*Tasks and exercises:*
**a.** Reproduce word for word the part of the bike-share passage that opens with the words containing "But although stations" and closes with "longtime Latino neighbors.".
**b.** Can you pick up the bike-share passage about San Francisco's Mission District from where it stops and keep writing it?

*Passage given:*
···

The Bay Area’s public-private partnership Ford GoBike — run by Motivate, the company behind Citi Bike and the region’s Metropolitan Transportation Commission — rolled out on June 28. The relaunch included sponsorship from Ford and an expansion of the Bay Area’s existing bike-share infrastructure, with plans for 7,000 bikes throughout the region.

But although stations have popped up around San Francisco’s Mission District, the “find a station” smartphone map shows “a giant hole around the 24th Street neighborhood,” according to the San Francisco Examiner.

From the paper:

Erick Arguello, founder of Calle 24, a neighborhood group that represents 24th Street, said his group and others told Ford GoBike flatly, “no” when they asked to place docks for their “shareable” blue bikes on 24th Street, and close nearby. Arguello claimed the bike-share companies cater to newcomers with means, and not longtime Latino neighbors.

“The way we shop, the way we travel, it’s a very different culture,” Arguello said. “We did say, ‘No, we don’t want bike-share on 24th street in the Latino Cultural District.’”

Area merchants also cited fears of losing parking, because proposals had shown the bike-share stations located in parking spots, Arguello told the paper. And the neighborhood, which was recently recognized by the state of California as a protected cultural district, has plans to emulate San Francisco’s Chinatown with repaved streets, new pedestrian safety features and Mayan temples at either side of its 24th Street boundaries. With those plans in the works, the neighborhood group didn’t feel like installing expensive bike infrastructure made sense.

···

*Dataset content:*
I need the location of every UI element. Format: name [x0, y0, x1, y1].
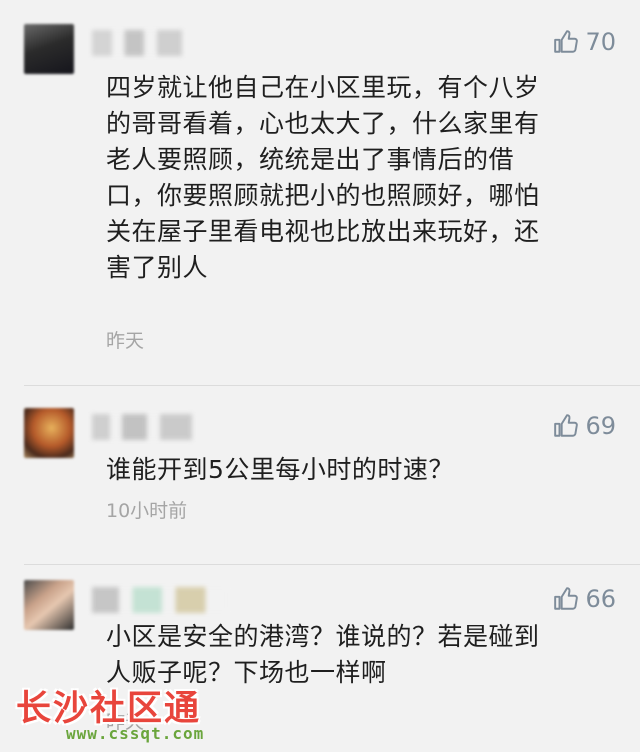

···

*Answers in order:*
**a.**
But although stations have popped up around San Francisco’s Mission District, the “find a station” smartphone map shows “a giant hole around the 24th Street neighborhood,” according to the San Francisco Examiner.

From the paper:

Erick Arguello, founder of Calle 24, a neighborhood group that represents 24th Street, said his group and others told Ford GoBike flatly, “no” when they asked to place docks for their “shareable” blue bikes on 24th Street, and close nearby. Arguello claimed the bike-share companies cater to newcomers with means, and not longtime Latino neighbors.

**b.**
Ford GoBike has been working to expand its service beyond the “white men with white collar jobs” demographic, as Josh Cohen wrote for Next City earlier this week. It launched with several equity initiatives, he wrote, including “a $5, first-year annual membership for low-income residents (after the first year, low-income memberships are $5 per month); cash payment options for residents without credit cards; and a commitment to placing 35 percent of the stations in ‘communities of concern,’” which MTC defines as “census tracts that meet a certain threshold of minority and low-income residents, limited English proficiency, zero-vehicle households, cost-burdened renters and other factors.”

But the association between bike-share, bike infrastructure and gentrification is obviously still palpable. Cohen wrote last year that “uneven investment has inspired justified wariness in some communities. By concentrating new infrastructure in neighborhoods that were predominantly white, and predominantly middle-class and upper-middle-class neighborhoods, cities ensured that additions such as bike lanes soon became viewed as signifiers of gentrification.”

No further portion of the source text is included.